## Task statement
Retype every entry exactly, character for character.

Figure record extracts
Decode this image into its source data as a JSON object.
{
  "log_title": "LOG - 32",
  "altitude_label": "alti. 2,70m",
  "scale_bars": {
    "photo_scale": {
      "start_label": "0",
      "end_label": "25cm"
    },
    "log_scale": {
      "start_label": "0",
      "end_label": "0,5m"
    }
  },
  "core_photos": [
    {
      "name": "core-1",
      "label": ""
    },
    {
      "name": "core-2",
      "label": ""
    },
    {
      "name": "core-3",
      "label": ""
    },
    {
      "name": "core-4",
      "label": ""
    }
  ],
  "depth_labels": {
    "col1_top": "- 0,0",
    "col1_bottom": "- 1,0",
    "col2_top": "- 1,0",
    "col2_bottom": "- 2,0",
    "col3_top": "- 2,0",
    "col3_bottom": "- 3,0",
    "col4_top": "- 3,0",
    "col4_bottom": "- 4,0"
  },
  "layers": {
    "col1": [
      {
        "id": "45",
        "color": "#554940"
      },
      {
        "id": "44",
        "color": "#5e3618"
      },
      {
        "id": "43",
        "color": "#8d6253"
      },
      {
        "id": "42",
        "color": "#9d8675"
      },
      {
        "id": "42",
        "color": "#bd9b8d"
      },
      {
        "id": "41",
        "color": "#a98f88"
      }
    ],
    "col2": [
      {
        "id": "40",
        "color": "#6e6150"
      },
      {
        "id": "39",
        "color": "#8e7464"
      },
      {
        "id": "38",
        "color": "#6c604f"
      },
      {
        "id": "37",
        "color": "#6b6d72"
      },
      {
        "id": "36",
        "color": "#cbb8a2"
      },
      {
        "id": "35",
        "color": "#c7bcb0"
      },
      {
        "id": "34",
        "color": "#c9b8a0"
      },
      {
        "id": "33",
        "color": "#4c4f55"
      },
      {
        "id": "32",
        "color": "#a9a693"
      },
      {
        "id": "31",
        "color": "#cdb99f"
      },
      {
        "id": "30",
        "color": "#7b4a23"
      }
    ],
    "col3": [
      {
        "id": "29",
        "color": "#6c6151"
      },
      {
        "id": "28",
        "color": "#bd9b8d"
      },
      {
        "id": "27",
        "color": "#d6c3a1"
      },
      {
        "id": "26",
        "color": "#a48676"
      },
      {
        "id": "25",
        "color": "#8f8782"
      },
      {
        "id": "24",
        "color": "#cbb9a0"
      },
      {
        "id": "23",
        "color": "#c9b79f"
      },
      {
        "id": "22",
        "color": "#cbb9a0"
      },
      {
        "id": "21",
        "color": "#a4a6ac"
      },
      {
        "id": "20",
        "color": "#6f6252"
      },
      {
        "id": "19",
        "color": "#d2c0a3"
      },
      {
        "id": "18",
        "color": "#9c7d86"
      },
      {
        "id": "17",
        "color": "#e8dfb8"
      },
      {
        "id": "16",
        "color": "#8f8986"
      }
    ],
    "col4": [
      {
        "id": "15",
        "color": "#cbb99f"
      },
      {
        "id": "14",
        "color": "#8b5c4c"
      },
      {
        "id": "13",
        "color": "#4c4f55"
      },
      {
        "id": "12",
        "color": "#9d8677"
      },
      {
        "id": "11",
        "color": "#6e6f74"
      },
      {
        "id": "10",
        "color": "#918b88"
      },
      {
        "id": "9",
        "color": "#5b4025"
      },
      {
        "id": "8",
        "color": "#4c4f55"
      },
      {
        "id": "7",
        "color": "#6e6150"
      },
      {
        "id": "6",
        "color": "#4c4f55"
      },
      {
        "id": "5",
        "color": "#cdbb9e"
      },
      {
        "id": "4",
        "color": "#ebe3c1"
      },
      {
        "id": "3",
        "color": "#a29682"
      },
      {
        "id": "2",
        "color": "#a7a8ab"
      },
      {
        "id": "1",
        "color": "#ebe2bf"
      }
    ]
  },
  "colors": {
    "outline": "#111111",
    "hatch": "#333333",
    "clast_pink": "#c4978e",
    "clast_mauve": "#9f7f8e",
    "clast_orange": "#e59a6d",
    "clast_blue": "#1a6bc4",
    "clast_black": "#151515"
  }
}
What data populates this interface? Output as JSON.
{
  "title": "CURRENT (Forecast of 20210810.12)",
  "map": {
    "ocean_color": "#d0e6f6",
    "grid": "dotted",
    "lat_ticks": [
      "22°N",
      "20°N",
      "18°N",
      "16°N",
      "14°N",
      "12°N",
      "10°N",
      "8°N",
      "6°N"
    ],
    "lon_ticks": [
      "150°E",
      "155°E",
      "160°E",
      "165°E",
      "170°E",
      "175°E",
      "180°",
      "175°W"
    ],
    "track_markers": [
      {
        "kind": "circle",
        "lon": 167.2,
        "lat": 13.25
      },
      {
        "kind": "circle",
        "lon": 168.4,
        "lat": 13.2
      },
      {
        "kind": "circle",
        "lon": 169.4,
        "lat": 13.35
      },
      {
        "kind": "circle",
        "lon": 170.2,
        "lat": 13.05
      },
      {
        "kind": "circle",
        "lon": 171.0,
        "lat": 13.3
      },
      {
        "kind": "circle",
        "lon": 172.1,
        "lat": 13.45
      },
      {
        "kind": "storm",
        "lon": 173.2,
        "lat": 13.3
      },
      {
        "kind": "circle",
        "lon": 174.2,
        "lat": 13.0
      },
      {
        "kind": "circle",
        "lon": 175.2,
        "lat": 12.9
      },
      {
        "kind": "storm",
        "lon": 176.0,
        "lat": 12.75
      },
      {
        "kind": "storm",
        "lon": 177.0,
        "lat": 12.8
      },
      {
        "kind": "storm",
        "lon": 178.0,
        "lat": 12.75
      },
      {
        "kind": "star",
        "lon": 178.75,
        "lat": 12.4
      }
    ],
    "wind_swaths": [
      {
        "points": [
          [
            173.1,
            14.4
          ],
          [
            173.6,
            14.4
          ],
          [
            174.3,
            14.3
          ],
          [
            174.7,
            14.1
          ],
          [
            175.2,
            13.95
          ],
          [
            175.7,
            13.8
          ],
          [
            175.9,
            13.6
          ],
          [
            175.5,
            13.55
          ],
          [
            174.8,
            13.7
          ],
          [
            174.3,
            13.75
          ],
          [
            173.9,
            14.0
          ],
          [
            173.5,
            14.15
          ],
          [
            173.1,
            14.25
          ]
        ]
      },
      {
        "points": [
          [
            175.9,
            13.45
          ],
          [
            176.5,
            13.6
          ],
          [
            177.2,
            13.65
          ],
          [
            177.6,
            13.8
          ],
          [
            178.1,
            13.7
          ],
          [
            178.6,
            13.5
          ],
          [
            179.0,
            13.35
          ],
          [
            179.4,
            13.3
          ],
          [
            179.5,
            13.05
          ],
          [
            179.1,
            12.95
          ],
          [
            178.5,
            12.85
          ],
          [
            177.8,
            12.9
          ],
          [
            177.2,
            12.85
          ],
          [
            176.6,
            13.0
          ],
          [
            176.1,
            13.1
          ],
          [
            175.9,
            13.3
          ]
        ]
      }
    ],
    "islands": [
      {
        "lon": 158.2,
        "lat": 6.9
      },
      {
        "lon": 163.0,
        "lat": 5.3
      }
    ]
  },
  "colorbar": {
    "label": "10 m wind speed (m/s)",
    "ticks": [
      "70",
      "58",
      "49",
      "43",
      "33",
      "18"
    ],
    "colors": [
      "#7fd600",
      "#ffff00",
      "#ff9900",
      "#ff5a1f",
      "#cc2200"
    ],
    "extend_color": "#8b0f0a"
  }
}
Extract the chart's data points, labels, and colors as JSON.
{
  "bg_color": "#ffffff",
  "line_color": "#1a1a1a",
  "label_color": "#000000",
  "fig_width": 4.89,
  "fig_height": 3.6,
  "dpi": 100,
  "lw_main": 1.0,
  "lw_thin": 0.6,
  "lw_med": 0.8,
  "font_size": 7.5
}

## Worked answer
Decode this image into its source data as a JSON object.
{
  "log_title": "LOG - 32",
  "altitude_label": "alti. 2,70m",
  "scale_bars": {
    "photo_scale": {
      "start_label": "0",
      "end_label": "25cm"
    },
    "log_scale": {
      "start_label": "0",
      "end_label": "0,5m"
    }
  },
  "core_photos": [
    {
      "name": "core-1",
      "label": ""
    },
    {
      "name": "core-2",
      "label": ""
    },
    {
      "name": "core-3",
      "label": ""
    },
    {
      "name": "core-4",
      "label": ""
    }
  ],
  "depth_labels": {
    "col1_top": "- 0,0",
    "col1_bottom": "- 1,0",
    "col2_top": "- 1,0",
    "col2_bottom": "- 2,0",
    "col3_top": "- 2,0",
    "col3_bottom": "- 3,0",
    "col4_top": "- 3,0",
    "col4_bottom": "- 4,0"
  },
  "layers": {
    "col1": [
      {
        "id": "45",
        "color": "#554940"
      },
      {
        "id": "44",
        "color": "#5e3618"
      },
      {
        "id": "43",
        "color": "#8d6253"
      },
      {
        "id": "42",
        "color": "#9d8675"
      },
      {
        "id": "42",
        "color": "#bd9b8d"
      },
      {
        "id": "41",
        "color": "#a98f88"
      }
    ],
    "col2": [
      {
        "id": "40",
        "color": "#6e6150"
      },
      {
        "id": "39",
        "color": "#8e7464"
      },
      {
        "id": "38",
        "color": "#6c604f"
      },
      {
        "id": "37",
        "color": "#6b6d72"
      },
      {
        "id": "36",
        "color": "#cbb8a2"
      },
      {
        "id": "35",
        "color": "#c7bcb0"
      },
      {
        "id": "34",
        "color": "#c9b8a0"
      },
      {
        "id": "33",
        "color": "#4c4f55"
      },
      {
        "id": "32",
        "color": "#a9a693"
      },
      {
        "id": "31",
        "color": "#cdb99f"
      },
      {
        "id": "30",
        "color": "#7b4a23"
      }
    ],
    "col3": [
      {
        "id": "29",
        "color": "#6c6151"
      },
      {
        "id": "28",
        "color": "#bd9b8d"
      },
      {
        "id": "27",
        "color": "#d6c3a1"
      },
      {
        "id": "26",
        "color": "#a48676"
      },
      {
        "id": "25",
        "color": "#8f8782"
      },
      {
        "id": "24",
        "color": "#cbb9a0"
      },
      {
        "id": "23",
        "color": "#c9b79f"
      },
      {
        "id": "22",
        "color": "#cbb9a0"
      },
      {
        "id": "21",
        "color": "#a4a6ac"
      },
      {
        "id": "20",
        "color": "#6f6252"
      },
      {
        "id": "19",
        "color": "#d2c0a3"
      },
      {
        "id": "18",
        "color": "#9c7d86"
      },
      {
        "id": "17",
        "color": "#e8dfb8"
      },
      {
        "id": "16",
        "color": "#8f8986"
      }
    ],
    "col4": [
      {
        "id": "15",
        "color": "#cbb99f"
      },
      {
        "id": "14",
        "color": "#8b5c4c"
      },
      {
        "id": "13",
        "color": "#4c4f55"
      },
      {
        "id": "12",
        "color": "#9d8677"
      },
      {
        "id": "11",
        "color": "#6e6f74"
      },
      {
        "id": "10",
        "color": "#918b88"
      },
      {
        "id": "9",
        "color": "#5b4025"
      },
      {
        "id": "8",
        "color": "#4c4f55"
      },
      {
        "id": "7",
        "color": "#6e6150"
      },
      {
        "id": "6",
        "color": "#4c4f55"
      },
      {
        "id": "5",
        "color": "#cdbb9e"
      },
      {
        "id": "4",
        "color": "#ebe3c1"
      },
      {
        "id": "3",
        "color": "#a29682"
      },
      {
        "id": "2",
        "color": "#a7a8ab"
      },
      {
        "id": "1",
        "color": "#ebe2bf"
      }
    ]
  },
  "colors": {
    "outline": "#111111",
    "hatch": "#333333",
    "clast_pink": "#c4978e",
    "clast_mauve": "#9f7f8e",
    "clast_orange": "#e59a6d",
    "clast_blue": "#1a6bc4",
    "clast_black": "#151515"
  }
}
What data populates this interface? Output as JSON.
{
  "title": "CURRENT (Forecast of 20210810.12)",
  "map": {
    "ocean_color": "#d0e6f6",
    "grid": "dotted",
    "lat_ticks": [
      "22°N",
      "20°N",
      "18°N",
      "16°N",
      "14°N",
      "12°N",
      "10°N",
      "8°N",
      "6°N"
    ],
    "lon_ticks": [
      "150°E",
      "155°E",
      "160°E",
      "165°E",
      "170°E",
      "175°E",
      "180°",
      "175°W"
    ],
    "track_markers": [
      {
        "kind": "circle",
        "lon": 167.2,
        "lat": 13.25
      },
      {
        "kind": "circle",
        "lon": 168.4,
        "lat": 13.2
      },
      {
        "kind": "circle",
        "lon": 169.4,
        "lat": 13.35
      },
      {
        "kind": "circle",
        "lon": 170.2,
        "lat": 13.05
      },
      {
        "kind": "circle",
        "lon": 171.0,
        "lat": 13.3
      },
      {
        "kind": "circle",
        "lon": 172.1,
        "lat": 13.45
      },
      {
        "kind": "storm",
        "lon": 173.2,
        "lat": 13.3
      },
      {
        "kind": "circle",
        "lon": 174.2,
        "lat": 13.0
      },
      {
        "kind": "circle",
        "lon": 175.2,
        "lat": 12.9
      },
      {
        "kind": "storm",
        "lon": 176.0,
        "lat": 12.75
      },
      {
        "kind": "storm",
        "lon": 177.0,
        "lat": 12.8
      },
      {
        "kind": "storm",
        "lon": 178.0,
        "lat": 12.75
      },
      {
        "kind": "star",
        "lon": 178.75,
        "lat": 12.4
      }
    ],
    "wind_swaths": [
      {
        "points": [
          [
            173.1,
            14.4
          ],
          [
            173.6,
            14.4
          ],
          [
            174.3,
            14.3
          ],
          [
            174.7,
            14.1
          ],
          [
            175.2,
            13.95
          ],
          [
            175.7,
            13.8
          ],
          [
            175.9,
            13.6
          ],
          [
            175.5,
            13.55
          ],
          [
            174.8,
            13.7
          ],
          [
            174.3,
            13.75
          ],
          [
            173.9,
            14.0
          ],
          [
            173.5,
            14.15
          ],
          [
            173.1,
            14.25
          ]
        ]
      },
      {
        "points": [
          [
            175.9,
            13.45
          ],
          [
            176.5,
            13.6
          ],
          [
            177.2,
            13.65
          ],
          [
            177.6,
            13.8
          ],
          [
            178.1,
            13.7
          ],
          [
            178.6,
            13.5
          ],
          [
            179.0,
            13.35
          ],
          [
            179.4,
            13.3
          ],
          [
            179.5,
            13.05
          ],
          [
            179.1,
            12.95
          ],
          [
            178.5,
            12.85
          ],
          [
            177.8,
            12.9
          ],
          [
            177.2,
            12.85
          ],
          [
            176.6,
            13.0
          ],
          [
            176.1,
            13.1
          ],
          [
            175.9,
            13.3
          ]
        ]
      }
    ],
    "islands": [
      {
        "lon": 158.2,
        "lat": 6.9
      },
      {
        "lon": 163.0,
        "lat": 5.3
      }
    ]
  },
  "colorbar": {
    "label": "10 m wind speed (m/s)",
    "ticks": [
      "70",
      "58",
      "49",
      "43",
      "33",
      "18"
    ],
    "colors": [
      "#7fd600",
      "#ffff00",
      "#ff9900",
      "#ff5a1f",
      "#cc2200"
    ],
    "extend_color": "#8b0f0a"
  }
}
Extract the chart's data points, labels, and colors as JSON.
{
  "bg_color": "#ffffff",
  "line_color": "#1a1a1a",
  "label_color": "#000000",
  "fig_width": 4.89,
  "fig_height": 3.6,
  "dpi": 100,
  "lw_main": 1.0,
  "lw_thin": 0.6,
  "lw_med": 0.8,
  "font_size": 7.5
}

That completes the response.